STATED GOAL
Write out the full set of records below exactly.

++++ MATERIAL SHOWN ++++

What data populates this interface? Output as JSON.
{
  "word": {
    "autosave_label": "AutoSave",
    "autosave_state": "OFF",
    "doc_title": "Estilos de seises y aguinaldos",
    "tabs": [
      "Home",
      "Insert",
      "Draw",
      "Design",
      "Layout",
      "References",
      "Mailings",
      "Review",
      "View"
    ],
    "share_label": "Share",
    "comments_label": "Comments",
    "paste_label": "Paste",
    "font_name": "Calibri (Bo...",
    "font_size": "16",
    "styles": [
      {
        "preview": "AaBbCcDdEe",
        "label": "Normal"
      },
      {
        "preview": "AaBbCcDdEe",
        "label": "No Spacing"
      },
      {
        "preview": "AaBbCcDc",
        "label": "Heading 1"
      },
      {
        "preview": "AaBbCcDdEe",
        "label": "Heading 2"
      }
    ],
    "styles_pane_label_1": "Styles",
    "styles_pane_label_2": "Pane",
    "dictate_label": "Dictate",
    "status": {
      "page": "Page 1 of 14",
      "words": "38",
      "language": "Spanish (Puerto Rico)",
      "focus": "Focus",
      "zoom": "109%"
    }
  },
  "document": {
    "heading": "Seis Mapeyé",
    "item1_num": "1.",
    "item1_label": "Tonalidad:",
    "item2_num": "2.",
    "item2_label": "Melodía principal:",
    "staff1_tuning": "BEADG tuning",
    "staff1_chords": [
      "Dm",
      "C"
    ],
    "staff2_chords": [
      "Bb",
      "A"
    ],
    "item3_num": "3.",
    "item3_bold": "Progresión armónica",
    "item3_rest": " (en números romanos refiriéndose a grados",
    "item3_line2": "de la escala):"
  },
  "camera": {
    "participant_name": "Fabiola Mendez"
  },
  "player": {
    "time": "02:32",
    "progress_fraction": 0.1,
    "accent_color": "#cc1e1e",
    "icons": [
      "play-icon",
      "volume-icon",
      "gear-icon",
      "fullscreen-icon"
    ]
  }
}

++++

PROBLEM SOLUTION
What data populates this interface? Output as JSON.
{
  "word": {
    "autosave_label": "AutoSave",
    "autosave_state": "OFF",
    "doc_title": "Estilos de seises y aguinaldos",
    "tabs": [
      "Home",
      "Insert",
      "Draw",
      "Design",
      "Layout",
      "References",
      "Mailings",
      "Review",
      "View"
    ],
    "share_label": "Share",
    "comments_label": "Comments",
    "paste_label": "Paste",
    "font_name": "Calibri (Bo...",
    "font_size": "16",
    "styles": [
      {
        "preview": "AaBbCcDdEe",
        "label": "Normal"
      },
      {
        "preview": "AaBbCcDdEe",
        "label": "No Spacing"
      },
      {
        "preview": "AaBbCcDc",
        "label": "Heading 1"
      },
      {
        "preview": "AaBbCcDdEe",
        "label": "Heading 2"
      }
    ],
    "styles_pane_label_1": "Styles",
    "styles_pane_label_2": "Pane",
    "dictate_label": "Dictate",
    "status": {
      "page": "Page 1 of 14",
      "words": "38",
      "language": "Spanish (Puerto Rico)",
      "focus": "Focus",
      "zoom": "109%"
    }
  },
  "document": {
    "heading": "Seis Mapeyé",
    "item1_num": "1.",
    "item1_label": "Tonalidad:",
    "item2_num": "2.",
    "item2_label": "Melodía principal:",
    "staff1_tuning": "BEADG tuning",
    "staff1_chords": [
      "Dm",
      "C"
    ],
    "staff2_chords": [
      "Bb",
      "A"
    ],
    "item3_num": "3.",
    "item3_bold": "Progresión armónica",
    "item3_rest": " (en números romanos refiriéndose a grados",
    "item3_line2": "de la escala):"
  },
  "camera": {
    "participant_name": "Fabiola Mendez"
  },
  "player": {
    "time": "02:32",
    "progress_fraction": 0.1,
    "accent_color": "#cc1e1e",
    "icons": [
      "play-icon",
      "volume-icon",
      "gear-icon",
      "fullscreen-icon"
    ]
  }
}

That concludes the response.